Stated task: Your task is to gather the lines below that hold the string "legend".

Records for processing:
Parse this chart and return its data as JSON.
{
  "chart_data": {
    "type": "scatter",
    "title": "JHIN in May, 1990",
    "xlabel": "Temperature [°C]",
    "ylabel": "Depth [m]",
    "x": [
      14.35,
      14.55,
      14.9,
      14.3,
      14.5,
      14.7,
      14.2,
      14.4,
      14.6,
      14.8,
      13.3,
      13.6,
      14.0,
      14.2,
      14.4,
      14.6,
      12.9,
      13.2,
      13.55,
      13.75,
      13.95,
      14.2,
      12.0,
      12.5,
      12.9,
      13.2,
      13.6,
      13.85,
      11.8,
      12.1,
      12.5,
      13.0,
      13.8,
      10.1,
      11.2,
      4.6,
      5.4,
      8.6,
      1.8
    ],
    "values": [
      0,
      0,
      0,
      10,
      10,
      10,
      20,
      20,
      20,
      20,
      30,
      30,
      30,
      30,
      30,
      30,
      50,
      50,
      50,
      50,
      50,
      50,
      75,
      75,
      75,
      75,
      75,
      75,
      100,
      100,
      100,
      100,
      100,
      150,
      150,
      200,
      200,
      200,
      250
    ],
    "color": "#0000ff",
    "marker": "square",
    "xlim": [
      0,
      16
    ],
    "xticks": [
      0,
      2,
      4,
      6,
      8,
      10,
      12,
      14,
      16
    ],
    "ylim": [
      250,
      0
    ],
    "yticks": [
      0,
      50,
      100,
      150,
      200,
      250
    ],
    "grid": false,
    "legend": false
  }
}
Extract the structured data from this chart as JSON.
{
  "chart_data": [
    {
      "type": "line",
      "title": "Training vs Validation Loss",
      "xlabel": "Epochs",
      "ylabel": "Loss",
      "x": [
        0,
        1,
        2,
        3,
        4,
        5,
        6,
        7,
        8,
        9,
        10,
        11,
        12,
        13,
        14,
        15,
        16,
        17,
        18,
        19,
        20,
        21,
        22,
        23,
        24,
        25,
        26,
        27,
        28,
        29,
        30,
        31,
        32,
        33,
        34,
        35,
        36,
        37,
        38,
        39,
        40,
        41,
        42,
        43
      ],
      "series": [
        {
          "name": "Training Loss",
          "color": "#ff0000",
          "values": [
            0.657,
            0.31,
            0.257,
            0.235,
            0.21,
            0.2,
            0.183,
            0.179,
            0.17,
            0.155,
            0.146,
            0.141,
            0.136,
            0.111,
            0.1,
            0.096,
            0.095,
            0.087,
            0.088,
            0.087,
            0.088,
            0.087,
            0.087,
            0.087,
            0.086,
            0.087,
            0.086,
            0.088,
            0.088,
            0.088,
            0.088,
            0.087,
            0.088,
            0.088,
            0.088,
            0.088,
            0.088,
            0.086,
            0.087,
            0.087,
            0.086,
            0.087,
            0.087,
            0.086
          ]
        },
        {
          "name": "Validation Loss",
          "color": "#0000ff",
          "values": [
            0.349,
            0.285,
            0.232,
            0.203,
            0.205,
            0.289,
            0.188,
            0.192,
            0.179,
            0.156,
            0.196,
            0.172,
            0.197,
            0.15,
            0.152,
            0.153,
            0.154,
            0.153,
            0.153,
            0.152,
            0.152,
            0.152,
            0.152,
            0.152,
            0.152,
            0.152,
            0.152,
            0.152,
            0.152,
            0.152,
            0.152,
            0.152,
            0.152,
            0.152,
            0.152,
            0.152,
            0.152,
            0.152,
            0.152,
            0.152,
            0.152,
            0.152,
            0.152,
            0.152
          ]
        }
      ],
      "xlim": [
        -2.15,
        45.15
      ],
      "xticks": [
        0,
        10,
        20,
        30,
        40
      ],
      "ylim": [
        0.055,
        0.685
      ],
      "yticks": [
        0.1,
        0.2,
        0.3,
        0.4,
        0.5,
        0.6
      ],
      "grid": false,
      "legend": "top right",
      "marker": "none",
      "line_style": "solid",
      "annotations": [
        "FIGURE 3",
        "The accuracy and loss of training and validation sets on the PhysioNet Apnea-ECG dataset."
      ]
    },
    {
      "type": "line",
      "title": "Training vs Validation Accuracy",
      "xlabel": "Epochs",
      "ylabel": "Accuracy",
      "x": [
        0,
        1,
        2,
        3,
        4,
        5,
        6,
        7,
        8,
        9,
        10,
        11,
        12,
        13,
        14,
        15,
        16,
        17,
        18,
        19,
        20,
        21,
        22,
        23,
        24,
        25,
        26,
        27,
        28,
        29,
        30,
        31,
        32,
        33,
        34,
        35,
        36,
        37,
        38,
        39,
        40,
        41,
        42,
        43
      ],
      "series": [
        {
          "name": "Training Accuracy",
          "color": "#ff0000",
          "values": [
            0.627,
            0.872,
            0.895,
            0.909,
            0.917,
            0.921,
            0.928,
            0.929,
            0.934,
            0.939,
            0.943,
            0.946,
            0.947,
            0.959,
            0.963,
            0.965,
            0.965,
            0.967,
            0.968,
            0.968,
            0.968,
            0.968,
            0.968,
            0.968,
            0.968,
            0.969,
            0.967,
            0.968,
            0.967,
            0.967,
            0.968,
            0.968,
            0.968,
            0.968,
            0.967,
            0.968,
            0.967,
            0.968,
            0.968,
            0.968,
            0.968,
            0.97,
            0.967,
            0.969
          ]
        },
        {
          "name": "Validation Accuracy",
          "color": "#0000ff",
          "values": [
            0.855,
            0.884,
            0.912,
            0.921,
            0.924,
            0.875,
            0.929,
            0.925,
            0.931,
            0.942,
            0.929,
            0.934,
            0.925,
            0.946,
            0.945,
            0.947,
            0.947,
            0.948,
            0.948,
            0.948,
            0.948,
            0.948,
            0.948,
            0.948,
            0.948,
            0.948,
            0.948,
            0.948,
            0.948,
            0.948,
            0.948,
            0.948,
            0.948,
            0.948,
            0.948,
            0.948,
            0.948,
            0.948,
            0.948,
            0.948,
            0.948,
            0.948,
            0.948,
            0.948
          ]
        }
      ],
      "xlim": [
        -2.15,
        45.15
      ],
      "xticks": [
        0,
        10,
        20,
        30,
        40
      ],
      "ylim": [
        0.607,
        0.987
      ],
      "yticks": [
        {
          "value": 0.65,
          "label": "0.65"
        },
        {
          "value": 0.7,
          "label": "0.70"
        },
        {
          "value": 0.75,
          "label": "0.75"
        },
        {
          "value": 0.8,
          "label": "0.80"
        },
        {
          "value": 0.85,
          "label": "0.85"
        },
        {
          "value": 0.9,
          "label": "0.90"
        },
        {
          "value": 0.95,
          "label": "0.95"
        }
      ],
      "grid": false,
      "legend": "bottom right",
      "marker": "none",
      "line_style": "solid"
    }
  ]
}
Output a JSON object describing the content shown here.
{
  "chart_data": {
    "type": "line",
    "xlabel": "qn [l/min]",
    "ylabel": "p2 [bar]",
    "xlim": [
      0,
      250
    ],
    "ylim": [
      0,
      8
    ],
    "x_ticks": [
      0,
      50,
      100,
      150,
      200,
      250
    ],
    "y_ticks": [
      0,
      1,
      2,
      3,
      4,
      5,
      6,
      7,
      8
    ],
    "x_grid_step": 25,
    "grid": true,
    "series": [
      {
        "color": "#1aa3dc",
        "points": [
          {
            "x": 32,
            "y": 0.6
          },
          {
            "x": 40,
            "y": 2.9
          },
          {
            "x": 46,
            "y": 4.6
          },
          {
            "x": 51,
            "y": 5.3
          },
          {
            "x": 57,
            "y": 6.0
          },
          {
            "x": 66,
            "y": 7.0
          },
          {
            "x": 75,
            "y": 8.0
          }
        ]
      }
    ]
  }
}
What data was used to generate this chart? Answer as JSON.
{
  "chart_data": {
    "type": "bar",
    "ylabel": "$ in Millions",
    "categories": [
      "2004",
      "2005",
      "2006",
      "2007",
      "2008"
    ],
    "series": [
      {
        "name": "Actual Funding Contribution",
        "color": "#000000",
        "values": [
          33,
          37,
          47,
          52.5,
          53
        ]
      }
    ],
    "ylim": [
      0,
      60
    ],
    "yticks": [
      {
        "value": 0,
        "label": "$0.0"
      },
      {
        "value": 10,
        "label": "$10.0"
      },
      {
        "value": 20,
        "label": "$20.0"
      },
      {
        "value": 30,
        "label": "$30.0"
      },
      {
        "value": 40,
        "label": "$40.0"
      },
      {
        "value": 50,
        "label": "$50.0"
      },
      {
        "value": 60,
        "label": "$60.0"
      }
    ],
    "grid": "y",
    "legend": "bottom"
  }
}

Written solution:
    "legend": false
      "legend": "top right",
      "legend": "bottom right",
    "legend": "bottom"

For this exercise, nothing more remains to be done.